◆ What is asked ◆
Repeat each entry as written, dropping any picture you find.

◆ Supplied material ◆
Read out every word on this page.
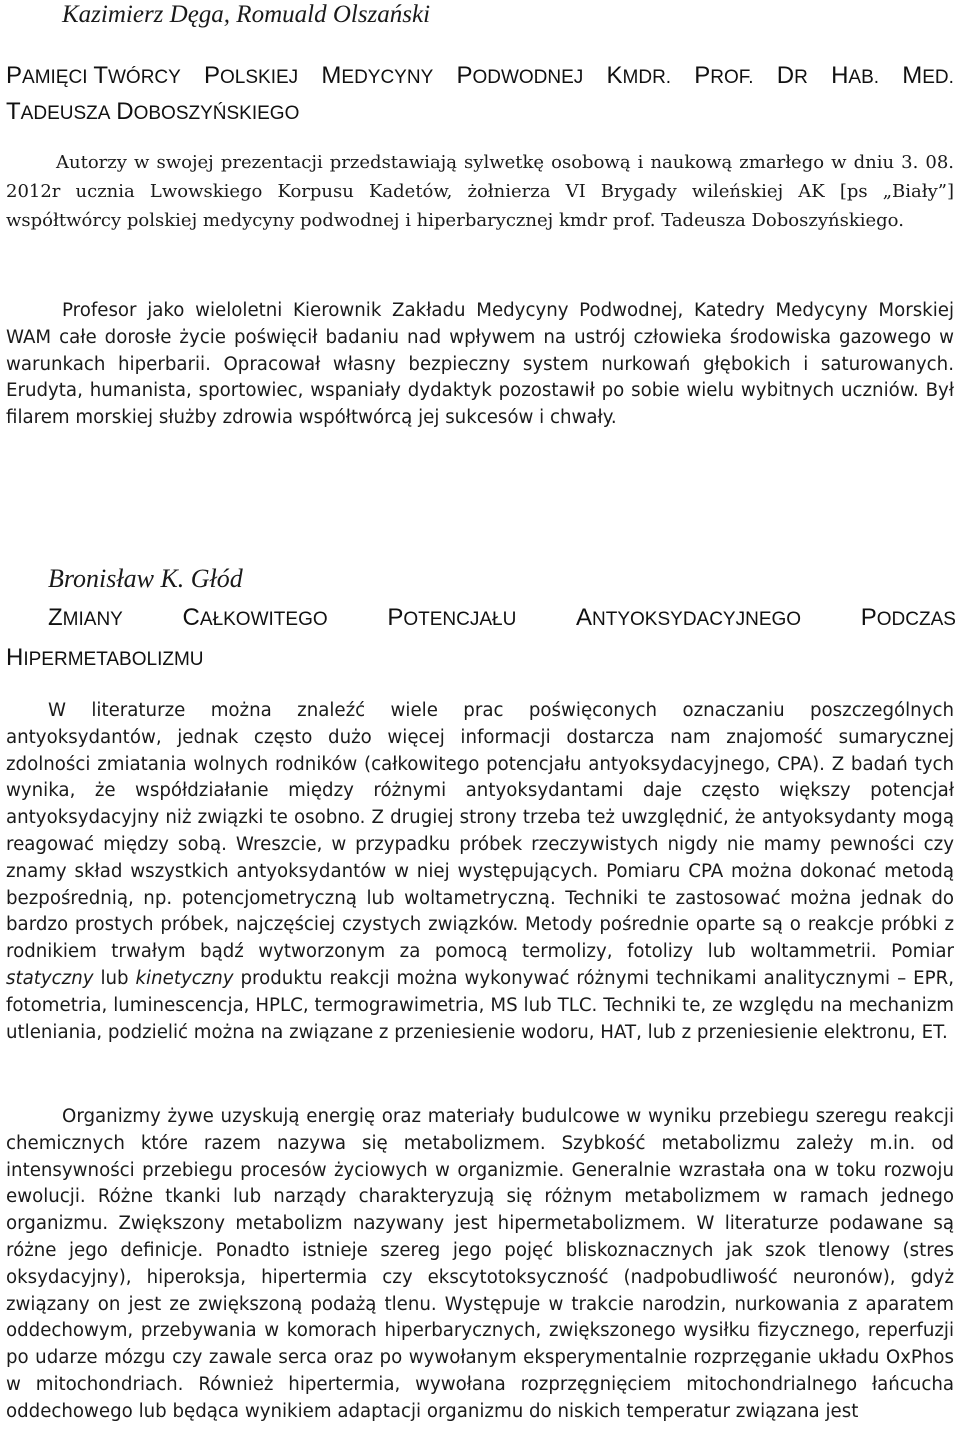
Kazimierz Dęga, Romuald Olszański
PAMIĘCI TWÓRCY POLSKIEJ MEDYCYNY PODWODNEJ KMDR. PROF. DR HAB. MED.
TADEUSZA DOBOSZYŃSKIEGO

Autorzy w swojej prezentacji przedstawiają sylwetkę osobową i naukową zmarłego w dniu 3. 08. 2012r ucznia Lwowskiego Korpusu Kadetów, żołnierza VI Brygady wileńskiej AK [ps „Biały”] współtwórcy polskiej medycyny podwodnej i hiperbarycznej kmdr prof. Tadeusza Doboszyńskiego.

Profesor jako wieloletni Kierownik Zakładu Medycyny Podwodnej, Katedry Medycyny Morskiej WAM całe dorosłe życie poświęcił badaniu nad wpływem na ustrój człowieka środowiska gazowego w warunkach hiperbarii. Opracował własny bezpieczny system nurkowań głębokich i saturowanych. Erudyta, humanista, sportowiec, wspaniały dydaktyk pozostawił po sobie wielu wybitnych uczniów. Był filarem morskiej służby zdrowia współtwórcą jej sukcesów i chwały.

Bronisław K. Głód
ZMIANY CAŁKOWITEGO POTENCJAŁU ANTYOKSYDACYJNEGO PODCZAS
HIPERMETABOLIZMU

W literaturze można znaleźć wiele prac poświęconych oznaczaniu poszczególnych antyoksydantów, jednak często dużo więcej informacji dostarcza nam znajomość sumarycznej zdolności zmiatania wolnych rodników (całkowitego potencjału antyoksydacyjnego, CPA). Z badań tych wynika, że współdziałanie między różnymi antyoksydantami daje często większy potencjał antyoksydacyjny niż związki te osobno. Z drugiej strony trzeba też uwzględnić, że antyoksydanty mogą reagować między sobą. Wreszcie, w przypadku próbek rzeczywistych nigdy nie mamy pewności czy znamy skład wszystkich antyoksydantów w niej występujących. Pomiaru CPA można dokonać metodą bezpośrednią, np. potencjometryczną lub woltametryczną. Techniki te zastosować można jednak do bardzo prostych próbek, najczęściej czystych związków. Metody pośrednie oparte są o reakcje próbki z rodnikiem trwałym bądź wytworzonym za pomocą termolizy, fotolizy lub woltammetrii. Pomiar statyczny lub kinetyczny produktu reakcji można wykonywać różnymi technikami analitycznymi – EPR, fotometria, luminescencja, HPLC, termograwimetria, MS lub TLC. Techniki te, ze względu na mechanizm utleniania, podzielić można na związane z przeniesienie wodoru, HAT, lub z przeniesienie elektronu, ET.

Organizmy żywe uzyskują energię oraz materiały budulcowe w wyniku przebiegu szeregu reakcji chemicznych które razem nazywa się metabolizmem. Szybkość metabolizmu zależy m.in. od intensywności przebiegu procesów życiowych w organizmie. Generalnie wzrastała ona w toku rozwoju ewolucji. Różne tkanki lub narządy charakteryzują się różnym metabolizmem w ramach jednego organizmu. Zwiększony metabolizm nazywany jest hipermetabolizmem. W literaturze podawane są różne jego definicje. Ponadto istnieje szereg jego pojęć bliskoznacznych jak szok tlenowy (stres oksydacyjny), hiperoksja, hipertermia czy ekscytotoksyczność (nadpobudliwość neuronów), gdyż związany on jest ze zwiększoną podażą tlenu. Występuje w trakcie narodzin, nurkowania z aparatem oddechowym, przebywania w komorach hiperbarycznych, zwiększonego wysiłku fizycznego, reperfuzji po udarze mózgu czy zawale serca oraz po wywołanym eksperymentalnie rozprzęganie układu OxPhos w mitochondriach. Również hipertermia, wywołana rozprzęgnięciem mitochondrialnego łańcucha oddechowego lub będąca wynikiem adaptacji organizmu do niskich temperatur związana jest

◆ Answer ◆
Read out every word on this page.
Kazimierz Dęga, Romuald Olszański
PAMIĘCI TWÓRCY POLSKIEJ MEDYCYNY PODWODNEJ KMDR. PROF. DR HAB. MED.
TADEUSZA DOBOSZYŃSKIEGO

Autorzy w swojej prezentacji przedstawiają sylwetkę osobową i naukową zmarłego w dniu 3. 08. 2012r ucznia Lwowskiego Korpusu Kadetów, żołnierza VI Brygady wileńskiej AK [ps „Biały”] współtwórcy polskiej medycyny podwodnej i hiperbarycznej kmdr prof. Tadeusza Doboszyńskiego.

Profesor jako wieloletni Kierownik Zakładu Medycyny Podwodnej, Katedry Medycyny Morskiej WAM całe dorosłe życie poświęcił badaniu nad wpływem na ustrój człowieka środowiska gazowego w warunkach hiperbarii. Opracował własny bezpieczny system nurkowań głębokich i saturowanych. Erudyta, humanista, sportowiec, wspaniały dydaktyk pozostawił po sobie wielu wybitnych uczniów. Był filarem morskiej służby zdrowia współtwórcą jej sukcesów i chwały.

Bronisław K. Głód
ZMIANY CAŁKOWITEGO POTENCJAŁU ANTYOKSYDACYJNEGO PODCZAS
HIPERMETABOLIZMU

W literaturze można znaleźć wiele prac poświęconych oznaczaniu poszczególnych antyoksydantów, jednak często dużo więcej informacji dostarcza nam znajomość sumarycznej zdolności zmiatania wolnych rodników (całkowitego potencjału antyoksydacyjnego, CPA). Z badań tych wynika, że współdziałanie między różnymi antyoksydantami daje często większy potencjał antyoksydacyjny niż związki te osobno. Z drugiej strony trzeba też uwzględnić, że antyoksydanty mogą reagować między sobą. Wreszcie, w przypadku próbek rzeczywistych nigdy nie mamy pewności czy znamy skład wszystkich antyoksydantów w niej występujących. Pomiaru CPA można dokonać metodą bezpośrednią, np. potencjometryczną lub woltametryczną. Techniki te zastosować można jednak do bardzo prostych próbek, najczęściej czystych związków. Metody pośrednie oparte są o reakcje próbki z rodnikiem trwałym bądź wytworzonym za pomocą termolizy, fotolizy lub woltammetrii. Pomiar statyczny lub kinetyczny produktu reakcji można wykonywać różnymi technikami analitycznymi – EPR, fotometria, luminescencja, HPLC, termograwimetria, MS lub TLC. Techniki te, ze względu na mechanizm utleniania, podzielić można na związane z przeniesienie wodoru, HAT, lub z przeniesienie elektronu, ET.

Organizmy żywe uzyskują energię oraz materiały budulcowe w wyniku przebiegu szeregu reakcji chemicznych które razem nazywa się metabolizmem. Szybkość metabolizmu zależy m.in. od intensywności przebiegu procesów życiowych w organizmie. Generalnie wzrastała ona w toku rozwoju ewolucji. Różne tkanki lub narządy charakteryzują się różnym metabolizmem w ramach jednego organizmu. Zwiększony metabolizm nazywany jest hipermetabolizmem. W literaturze podawane są różne jego definicje. Ponadto istnieje szereg jego pojęć bliskoznacznych jak szok tlenowy (stres oksydacyjny), hiperoksja, hipertermia czy ekscytotoksyczność (nadpobudliwość neuronów), gdyż związany on jest ze zwiększoną podażą tlenu. Występuje w trakcie narodzin, nurkowania z aparatem oddechowym, przebywania w komorach hiperbarycznych, zwiększonego wysiłku fizycznego, reperfuzji po udarze mózgu czy zawale serca oraz po wywołanym eksperymentalnie rozprzęganie układu OxPhos w mitochondriach. Również hipertermia, wywołana rozprzęgnięciem mitochondrialnego łańcucha oddechowego lub będąca wynikiem adaptacji organizmu do niskich temperatur związana jest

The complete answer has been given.